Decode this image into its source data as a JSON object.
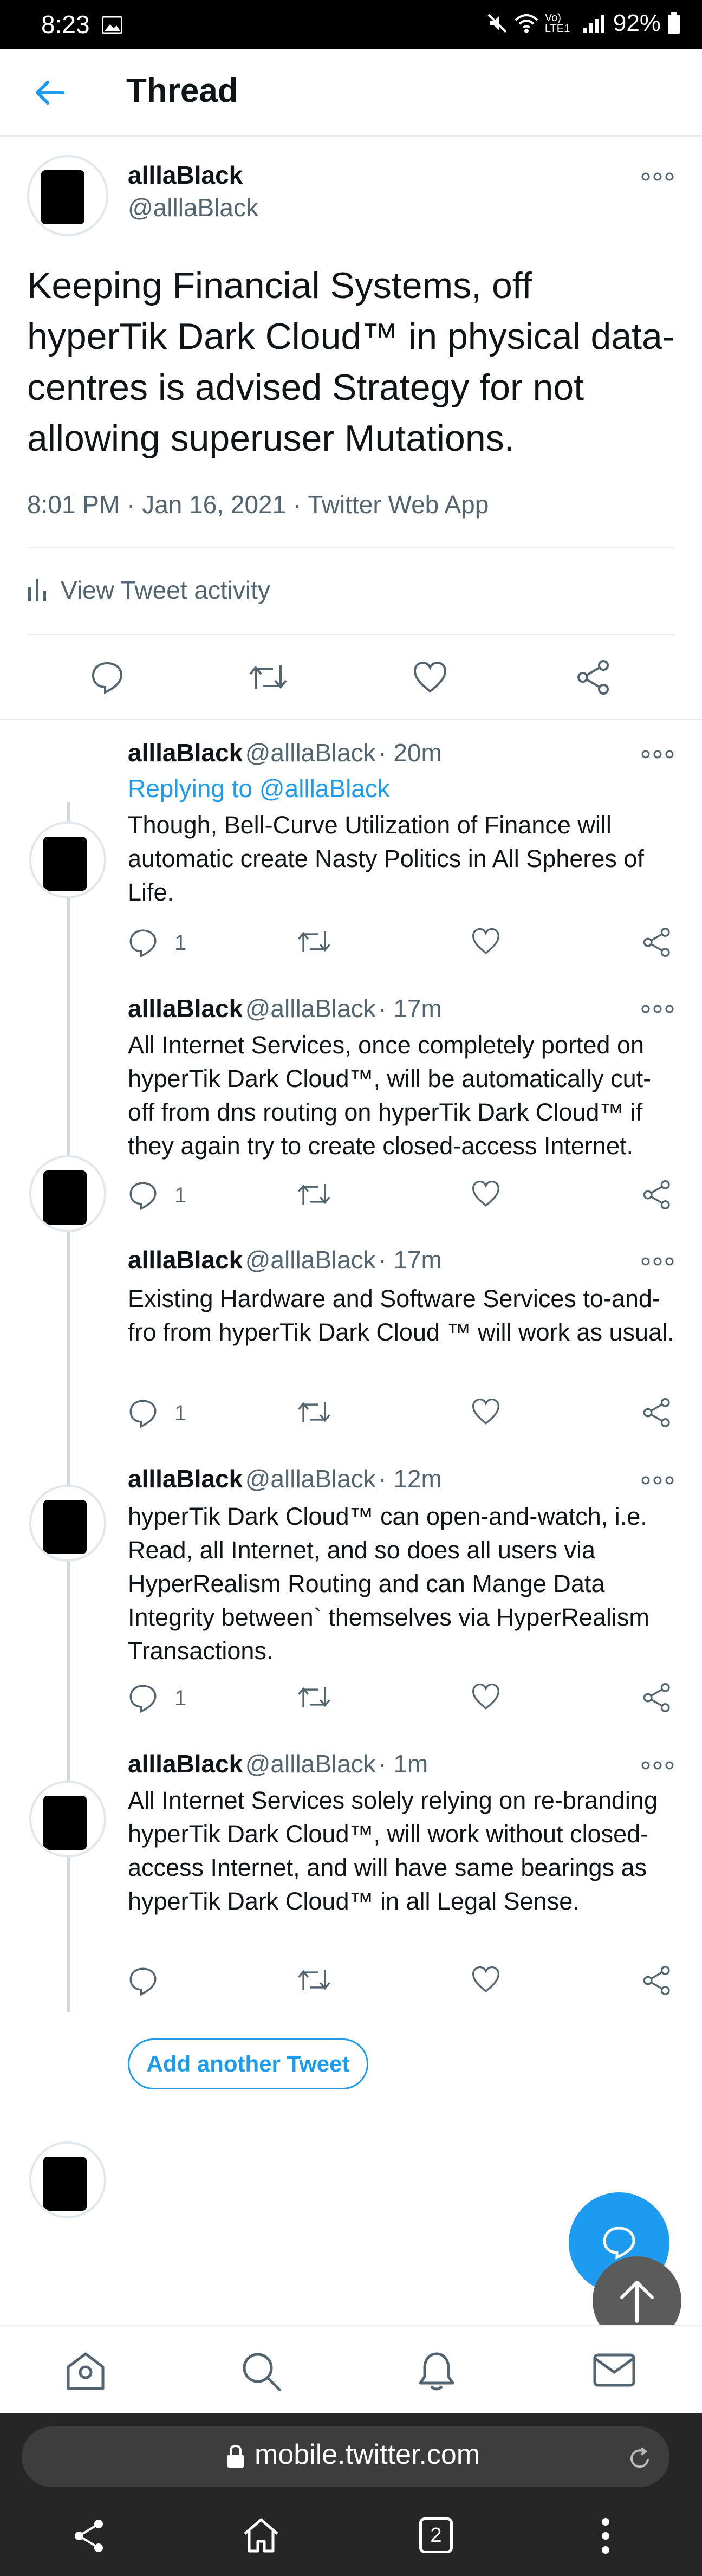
{
  "status_bar": {
    "time": "8:23",
    "signal_label": "Vo) LTE1",
    "battery": "92%"
  },
  "header": {
    "title": "Thread"
  },
  "main_tweet": {
    "name": "alllaBlack",
    "handle": "@alllaBlack",
    "text": "Keeping Financial Systems, off hyperTik Dark Cloud™ in physical data-centres is advised Strategy for not allowing superuser Mutations.",
    "meta": "8:01 PM · Jan 16, 2021 · Twitter Web App",
    "activity_label": "View Tweet activity"
  },
  "replies": [
    {
      "name": "alllaBlack",
      "handle": "@alllaBlack",
      "time": "· 20m",
      "replying_prefix": "Replying to",
      "replying_handle": "@alllaBlack",
      "text": "Though, Bell-Curve Utilization of Finance will automatic create Nasty Politics in All Spheres of Life.",
      "reply_count": "1"
    },
    {
      "name": "alllaBlack",
      "handle": "@alllaBlack",
      "time": "· 17m",
      "text": "All Internet Services, once completely ported on hyperTik Dark Cloud™, will be automatically cut-off from dns routing on hyperTik Dark Cloud™ if they again try to create closed-access Internet.",
      "reply_count": "1"
    },
    {
      "name": "alllaBlack",
      "handle": "@alllaBlack",
      "time": "· 17m",
      "text": "Existing Hardware and Software Services to-and-fro from hyperTik Dark Cloud ™ will work as usual.",
      "reply_count": "1"
    },
    {
      "name": "alllaBlack",
      "handle": "@alllaBlack",
      "time": "· 12m",
      "text": "hyperTik Dark Cloud™ can open-and-watch, i.e. Read, all Internet, and so does all users via HyperRealism Routing and can Mange Data Integrity between` themselves via HyperRealism Transactions.",
      "reply_count": "1"
    },
    {
      "name": "alllaBlack",
      "handle": "@alllaBlack",
      "time": "· 1m",
      "text": "All Internet Services solely relying on re-branding hyperTik Dark Cloud™, will work without closed-access Internet, and will have same bearings as hyperTik Dark Cloud™ in all Legal Sense.",
      "reply_count": ""
    }
  ],
  "add_tweet_label": "Add another Tweet",
  "bottom_nav": [
    "home-icon",
    "search-icon",
    "bell-icon",
    "mail-icon"
  ],
  "browser": {
    "url": "mobile.twitter.com",
    "tab_count": "2"
  },
  "colors": {
    "accent": "#1d9bf0",
    "text": "#0f1419",
    "muted": "#536471"
  }
}
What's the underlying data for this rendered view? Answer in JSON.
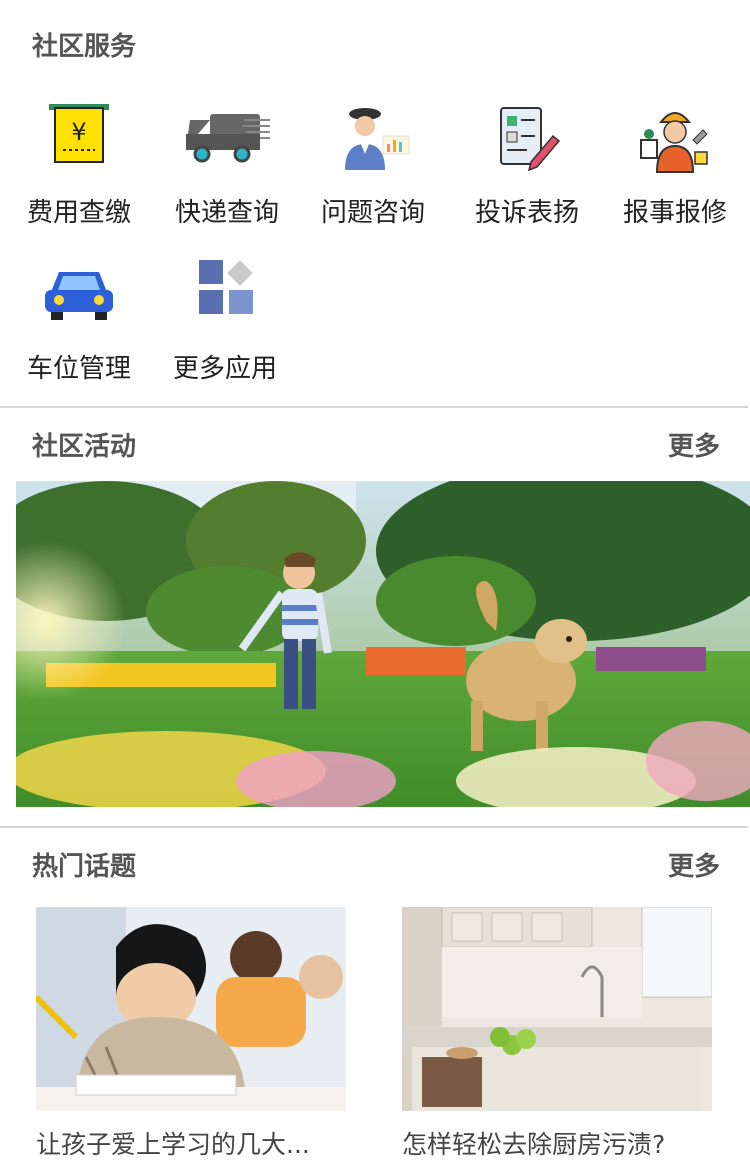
{
  "community_services": {
    "title": "社区服务",
    "items": [
      {
        "label": "费用查缴",
        "icon": "payment-icon"
      },
      {
        "label": "快递查询",
        "icon": "delivery-truck-icon"
      },
      {
        "label": "问题咨询",
        "icon": "consultant-icon"
      },
      {
        "label": "投诉表扬",
        "icon": "complaint-form-icon"
      },
      {
        "label": "报事报修",
        "icon": "repair-worker-icon"
      },
      {
        "label": "车位管理",
        "icon": "car-icon"
      },
      {
        "label": "更多应用",
        "icon": "more-apps-icon"
      }
    ]
  },
  "community_activities": {
    "title": "社区活动",
    "more_label": "更多",
    "banner": {
      "icon": "child-and-dog-in-park-photo"
    }
  },
  "hot_topics": {
    "title": "热门话题",
    "more_label": "更多",
    "items": [
      {
        "caption": "让孩子爱上学习的几大...",
        "icon": "child-studying-photo"
      },
      {
        "caption": "怎样轻松去除厨房污渍?",
        "icon": "kitchen-photo"
      }
    ]
  },
  "colors": {
    "section_title": "#555555",
    "divider": "#d6d6d6"
  }
}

━━━━━━━━

WHAT IS EXPECTED → Transcribe the listing in full. Omit the pictures and keep every line exact.

CORRECT RESULT →
Decode this image into its source data as a JSON object.
{
  "status_bar": {
    "time": "8:23",
    "signal_label": "Vo) LTE1",
    "battery": "92%"
  },
  "header": {
    "title": "Thread"
  },
  "main_tweet": {
    "name": "alllaBlack",
    "handle": "@alllaBlack",
    "text": "Keeping Financial Systems, off hyperTik Dark Cloud™ in physical data-centres is advised Strategy for not allowing superuser Mutations.",
    "meta": "8:01 PM · Jan 16, 2021 · Twitter Web App",
    "activity_label": "View Tweet activity"
  },
  "replies": [
    {
      "name": "alllaBlack",
      "handle": "@alllaBlack",
      "time": "· 20m",
      "replying_prefix": "Replying to",
      "replying_handle": "@alllaBlack",
      "text": "Though, Bell-Curve Utilization of Finance will automatic create Nasty Politics in All Spheres of Life.",
      "reply_count": "1"
    },
    {
      "name": "alllaBlack",
      "handle": "@alllaBlack",
      "time": "· 17m",
      "text": "All Internet Services, once completely ported on hyperTik Dark Cloud™, will be automatically cut-off from dns routing on hyperTik Dark Cloud™ if they again try to create closed-access Internet.",
      "reply_count": "1"
    },
    {
      "name": "alllaBlack",
      "handle": "@alllaBlack",
      "time": "· 17m",
      "text": "Existing Hardware and Software Services to-and-fro from hyperTik Dark Cloud ™ will work as usual.",
      "reply_count": "1"
    },
    {
      "name": "alllaBlack",
      "handle": "@alllaBlack",
      "time": "· 12m",
      "text": "hyperTik Dark Cloud™ can open-and-watch, i.e. Read, all Internet, and so does all users via HyperRealism Routing and can Mange Data Integrity between` themselves via HyperRealism Transactions.",
      "reply_count": "1"
    },
    {
      "name": "alllaBlack",
      "handle": "@alllaBlack",
      "time": "· 1m",
      "text": "All Internet Services solely relying on re-branding hyperTik Dark Cloud™, will work without closed-access Internet, and will have same bearings as hyperTik Dark Cloud™ in all Legal Sense.",
      "reply_count": ""
    }
  ],
  "add_tweet_label": "Add another Tweet",
  "bottom_nav": [
    "home-icon",
    "search-icon",
    "bell-icon",
    "mail-icon"
  ],
  "browser": {
    "url": "mobile.twitter.com",
    "tab_count": "2"
  },
  "colors": {
    "accent": "#1d9bf0",
    "text": "#0f1419",
    "muted": "#536471"
  }
}
What's the underlying data for this rendered view? Answer in JSON.
{
  "community_services": {
    "title": "社区服务",
    "items": [
      {
        "label": "费用查缴",
        "icon": "payment-icon"
      },
      {
        "label": "快递查询",
        "icon": "delivery-truck-icon"
      },
      {
        "label": "问题咨询",
        "icon": "consultant-icon"
      },
      {
        "label": "投诉表扬",
        "icon": "complaint-form-icon"
      },
      {
        "label": "报事报修",
        "icon": "repair-worker-icon"
      },
      {
        "label": "车位管理",
        "icon": "car-icon"
      },
      {
        "label": "更多应用",
        "icon": "more-apps-icon"
      }
    ]
  },
  "community_activities": {
    "title": "社区活动",
    "more_label": "更多",
    "banner": {
      "icon": "child-and-dog-in-park-photo"
    }
  },
  "hot_topics": {
    "title": "热门话题",
    "more_label": "更多",
    "items": [
      {
        "caption": "让孩子爱上学习的几大...",
        "icon": "child-studying-photo"
      },
      {
        "caption": "怎样轻松去除厨房污渍?",
        "icon": "kitchen-photo"
      }
    ]
  },
  "colors": {
    "section_title": "#555555",
    "divider": "#d6d6d6"
  }
}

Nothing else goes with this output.